Required work: Count lines, not occurrences: report how many lines in the records hold the string "TetherUS", and nothing else.

(Data extracted from a collection)
↓
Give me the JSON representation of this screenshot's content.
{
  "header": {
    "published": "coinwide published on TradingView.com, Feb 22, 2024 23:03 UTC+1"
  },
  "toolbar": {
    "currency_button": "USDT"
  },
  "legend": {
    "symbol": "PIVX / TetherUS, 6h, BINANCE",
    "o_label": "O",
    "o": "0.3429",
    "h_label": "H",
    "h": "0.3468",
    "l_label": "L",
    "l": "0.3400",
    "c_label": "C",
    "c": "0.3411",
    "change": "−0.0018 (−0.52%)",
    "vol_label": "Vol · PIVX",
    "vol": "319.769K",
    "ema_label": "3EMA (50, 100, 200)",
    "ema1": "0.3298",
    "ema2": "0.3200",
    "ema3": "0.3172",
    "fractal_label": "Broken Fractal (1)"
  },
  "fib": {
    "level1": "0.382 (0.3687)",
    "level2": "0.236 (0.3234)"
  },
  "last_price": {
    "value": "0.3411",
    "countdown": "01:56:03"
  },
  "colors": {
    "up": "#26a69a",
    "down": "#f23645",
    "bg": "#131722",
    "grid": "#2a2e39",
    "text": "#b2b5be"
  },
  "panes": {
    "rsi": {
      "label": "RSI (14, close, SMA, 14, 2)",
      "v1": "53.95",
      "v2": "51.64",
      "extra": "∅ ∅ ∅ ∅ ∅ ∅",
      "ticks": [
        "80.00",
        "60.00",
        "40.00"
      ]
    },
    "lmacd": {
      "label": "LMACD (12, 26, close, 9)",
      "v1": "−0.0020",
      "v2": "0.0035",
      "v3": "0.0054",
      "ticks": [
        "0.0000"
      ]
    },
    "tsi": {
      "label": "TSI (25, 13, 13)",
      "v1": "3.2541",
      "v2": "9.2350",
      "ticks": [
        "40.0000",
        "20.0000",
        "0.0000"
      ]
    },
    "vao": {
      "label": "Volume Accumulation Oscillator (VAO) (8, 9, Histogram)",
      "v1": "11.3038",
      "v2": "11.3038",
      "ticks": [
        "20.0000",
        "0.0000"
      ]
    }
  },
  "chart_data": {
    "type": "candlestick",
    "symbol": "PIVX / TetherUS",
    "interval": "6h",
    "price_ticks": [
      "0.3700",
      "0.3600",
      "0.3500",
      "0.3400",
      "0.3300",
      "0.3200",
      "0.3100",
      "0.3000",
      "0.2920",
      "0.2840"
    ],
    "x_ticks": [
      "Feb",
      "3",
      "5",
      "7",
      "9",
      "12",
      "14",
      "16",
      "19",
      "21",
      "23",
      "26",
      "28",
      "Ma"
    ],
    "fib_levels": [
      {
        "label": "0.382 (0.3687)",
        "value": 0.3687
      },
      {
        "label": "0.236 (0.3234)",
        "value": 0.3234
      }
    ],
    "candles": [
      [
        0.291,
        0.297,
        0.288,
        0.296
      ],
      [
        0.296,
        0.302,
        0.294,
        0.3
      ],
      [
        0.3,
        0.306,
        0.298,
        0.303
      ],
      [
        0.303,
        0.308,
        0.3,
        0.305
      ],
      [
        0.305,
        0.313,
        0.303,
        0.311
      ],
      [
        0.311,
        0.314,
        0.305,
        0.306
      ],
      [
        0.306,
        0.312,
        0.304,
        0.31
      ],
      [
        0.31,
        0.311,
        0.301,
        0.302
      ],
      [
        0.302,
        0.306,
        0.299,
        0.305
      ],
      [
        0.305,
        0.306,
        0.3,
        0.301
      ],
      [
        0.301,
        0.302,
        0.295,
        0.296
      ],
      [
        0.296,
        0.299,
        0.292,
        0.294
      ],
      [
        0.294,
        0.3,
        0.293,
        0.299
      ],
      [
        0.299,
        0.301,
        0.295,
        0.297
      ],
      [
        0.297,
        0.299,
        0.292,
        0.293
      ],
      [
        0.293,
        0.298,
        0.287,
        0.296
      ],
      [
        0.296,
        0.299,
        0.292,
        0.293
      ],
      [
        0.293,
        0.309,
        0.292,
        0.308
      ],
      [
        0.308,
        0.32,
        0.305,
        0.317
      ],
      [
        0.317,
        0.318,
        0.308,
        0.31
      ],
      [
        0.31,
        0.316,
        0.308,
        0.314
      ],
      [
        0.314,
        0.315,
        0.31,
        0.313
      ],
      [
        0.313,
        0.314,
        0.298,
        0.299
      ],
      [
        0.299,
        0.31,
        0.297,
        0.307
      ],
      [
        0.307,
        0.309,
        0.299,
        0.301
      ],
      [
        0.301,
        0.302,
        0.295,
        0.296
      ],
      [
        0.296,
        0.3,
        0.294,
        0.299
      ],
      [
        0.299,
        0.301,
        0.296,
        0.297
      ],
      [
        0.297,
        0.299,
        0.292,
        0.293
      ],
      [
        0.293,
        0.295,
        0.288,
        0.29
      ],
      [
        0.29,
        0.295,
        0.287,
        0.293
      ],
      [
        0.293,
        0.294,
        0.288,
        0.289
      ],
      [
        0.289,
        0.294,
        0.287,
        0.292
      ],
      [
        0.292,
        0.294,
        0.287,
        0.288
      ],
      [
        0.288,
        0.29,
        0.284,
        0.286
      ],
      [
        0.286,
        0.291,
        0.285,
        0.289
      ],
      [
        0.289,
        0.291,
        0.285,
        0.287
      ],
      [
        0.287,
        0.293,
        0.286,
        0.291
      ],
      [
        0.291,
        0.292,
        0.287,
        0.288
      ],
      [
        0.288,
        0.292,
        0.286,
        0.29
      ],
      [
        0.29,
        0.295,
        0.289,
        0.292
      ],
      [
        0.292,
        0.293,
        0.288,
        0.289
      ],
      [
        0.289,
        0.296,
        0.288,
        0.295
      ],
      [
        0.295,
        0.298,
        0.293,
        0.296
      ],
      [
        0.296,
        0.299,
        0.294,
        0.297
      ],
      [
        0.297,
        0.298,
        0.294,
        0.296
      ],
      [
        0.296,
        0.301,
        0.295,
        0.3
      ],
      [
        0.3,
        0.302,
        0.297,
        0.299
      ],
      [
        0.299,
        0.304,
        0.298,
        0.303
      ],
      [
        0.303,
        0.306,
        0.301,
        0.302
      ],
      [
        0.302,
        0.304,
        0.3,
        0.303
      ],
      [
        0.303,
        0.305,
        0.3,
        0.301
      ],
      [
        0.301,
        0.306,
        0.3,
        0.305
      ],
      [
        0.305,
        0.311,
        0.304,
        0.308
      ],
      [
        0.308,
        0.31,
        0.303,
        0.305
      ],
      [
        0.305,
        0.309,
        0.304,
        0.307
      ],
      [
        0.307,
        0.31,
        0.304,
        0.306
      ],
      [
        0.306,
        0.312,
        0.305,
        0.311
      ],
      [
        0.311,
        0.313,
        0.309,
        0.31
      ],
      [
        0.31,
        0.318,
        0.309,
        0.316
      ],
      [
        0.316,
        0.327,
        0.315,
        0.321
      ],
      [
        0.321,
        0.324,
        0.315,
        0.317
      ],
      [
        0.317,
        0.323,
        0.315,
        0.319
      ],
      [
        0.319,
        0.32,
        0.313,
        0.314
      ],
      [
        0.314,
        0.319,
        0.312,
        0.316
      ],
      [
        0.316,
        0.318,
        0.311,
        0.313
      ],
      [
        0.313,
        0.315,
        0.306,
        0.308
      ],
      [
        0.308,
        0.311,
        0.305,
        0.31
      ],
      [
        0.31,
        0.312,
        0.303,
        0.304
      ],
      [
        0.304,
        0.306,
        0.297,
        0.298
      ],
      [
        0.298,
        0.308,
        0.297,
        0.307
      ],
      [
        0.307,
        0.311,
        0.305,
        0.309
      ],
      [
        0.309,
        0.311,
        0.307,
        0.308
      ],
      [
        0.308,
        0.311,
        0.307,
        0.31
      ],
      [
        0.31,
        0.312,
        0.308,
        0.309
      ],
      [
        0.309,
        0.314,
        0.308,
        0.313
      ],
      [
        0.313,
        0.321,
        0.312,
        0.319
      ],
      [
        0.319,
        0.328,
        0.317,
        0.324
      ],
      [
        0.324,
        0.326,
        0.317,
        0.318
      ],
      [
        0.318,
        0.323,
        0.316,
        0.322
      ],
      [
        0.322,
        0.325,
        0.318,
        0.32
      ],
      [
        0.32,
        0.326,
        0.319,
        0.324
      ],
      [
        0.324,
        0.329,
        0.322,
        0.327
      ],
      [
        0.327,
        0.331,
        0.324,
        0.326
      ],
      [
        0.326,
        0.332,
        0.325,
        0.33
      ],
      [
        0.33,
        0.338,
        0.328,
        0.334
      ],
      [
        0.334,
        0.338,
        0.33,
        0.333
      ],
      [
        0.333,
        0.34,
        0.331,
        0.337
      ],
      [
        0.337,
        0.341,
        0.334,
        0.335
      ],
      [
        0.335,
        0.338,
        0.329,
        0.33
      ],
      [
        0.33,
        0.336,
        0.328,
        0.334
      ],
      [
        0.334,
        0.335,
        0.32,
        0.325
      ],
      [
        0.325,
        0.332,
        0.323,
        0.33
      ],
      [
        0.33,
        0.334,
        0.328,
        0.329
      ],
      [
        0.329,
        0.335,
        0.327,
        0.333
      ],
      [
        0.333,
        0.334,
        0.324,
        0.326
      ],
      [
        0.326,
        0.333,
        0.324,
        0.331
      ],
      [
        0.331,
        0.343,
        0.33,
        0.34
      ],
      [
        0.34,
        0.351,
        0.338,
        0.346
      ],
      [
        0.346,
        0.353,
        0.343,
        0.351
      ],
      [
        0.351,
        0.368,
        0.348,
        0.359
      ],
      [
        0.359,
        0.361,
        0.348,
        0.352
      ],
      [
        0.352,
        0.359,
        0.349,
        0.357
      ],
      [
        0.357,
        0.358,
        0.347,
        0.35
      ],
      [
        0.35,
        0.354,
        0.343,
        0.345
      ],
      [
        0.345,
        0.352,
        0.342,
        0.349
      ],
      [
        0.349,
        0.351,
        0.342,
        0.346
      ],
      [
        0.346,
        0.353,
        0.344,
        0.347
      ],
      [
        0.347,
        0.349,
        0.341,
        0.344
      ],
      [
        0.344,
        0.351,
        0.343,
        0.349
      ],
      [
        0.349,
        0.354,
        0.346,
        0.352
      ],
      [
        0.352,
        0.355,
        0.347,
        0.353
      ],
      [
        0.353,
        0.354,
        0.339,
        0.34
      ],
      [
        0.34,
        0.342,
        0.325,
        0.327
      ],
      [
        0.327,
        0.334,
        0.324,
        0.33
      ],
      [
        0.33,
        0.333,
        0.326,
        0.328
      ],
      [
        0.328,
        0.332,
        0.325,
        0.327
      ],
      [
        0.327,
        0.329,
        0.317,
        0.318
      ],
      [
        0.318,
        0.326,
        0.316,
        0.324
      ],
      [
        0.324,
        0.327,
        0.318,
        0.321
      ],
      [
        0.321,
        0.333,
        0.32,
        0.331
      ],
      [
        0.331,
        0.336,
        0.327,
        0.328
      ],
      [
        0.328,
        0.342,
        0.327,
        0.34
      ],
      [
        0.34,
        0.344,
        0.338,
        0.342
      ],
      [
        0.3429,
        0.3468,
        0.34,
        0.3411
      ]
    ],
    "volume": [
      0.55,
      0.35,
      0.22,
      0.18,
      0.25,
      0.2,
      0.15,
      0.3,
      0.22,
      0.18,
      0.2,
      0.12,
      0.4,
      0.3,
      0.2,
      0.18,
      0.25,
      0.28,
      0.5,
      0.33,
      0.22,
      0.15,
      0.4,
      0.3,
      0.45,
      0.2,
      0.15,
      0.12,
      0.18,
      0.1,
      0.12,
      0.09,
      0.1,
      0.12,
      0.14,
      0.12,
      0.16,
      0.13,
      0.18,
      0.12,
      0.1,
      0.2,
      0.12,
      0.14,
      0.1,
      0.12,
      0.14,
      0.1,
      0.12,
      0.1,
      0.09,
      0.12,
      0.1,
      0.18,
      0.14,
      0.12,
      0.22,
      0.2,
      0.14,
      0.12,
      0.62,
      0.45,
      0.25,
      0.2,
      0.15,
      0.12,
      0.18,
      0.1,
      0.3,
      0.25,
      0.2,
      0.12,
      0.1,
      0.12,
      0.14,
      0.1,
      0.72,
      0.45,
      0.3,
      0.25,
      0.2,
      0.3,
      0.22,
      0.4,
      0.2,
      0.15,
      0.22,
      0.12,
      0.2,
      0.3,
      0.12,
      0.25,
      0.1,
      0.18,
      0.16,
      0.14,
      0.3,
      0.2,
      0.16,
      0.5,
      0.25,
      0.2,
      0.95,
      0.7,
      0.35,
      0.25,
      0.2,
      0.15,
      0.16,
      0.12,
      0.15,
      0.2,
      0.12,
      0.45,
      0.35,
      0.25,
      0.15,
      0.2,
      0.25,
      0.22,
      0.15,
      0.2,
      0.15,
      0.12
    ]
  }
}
↑
Written answer: 2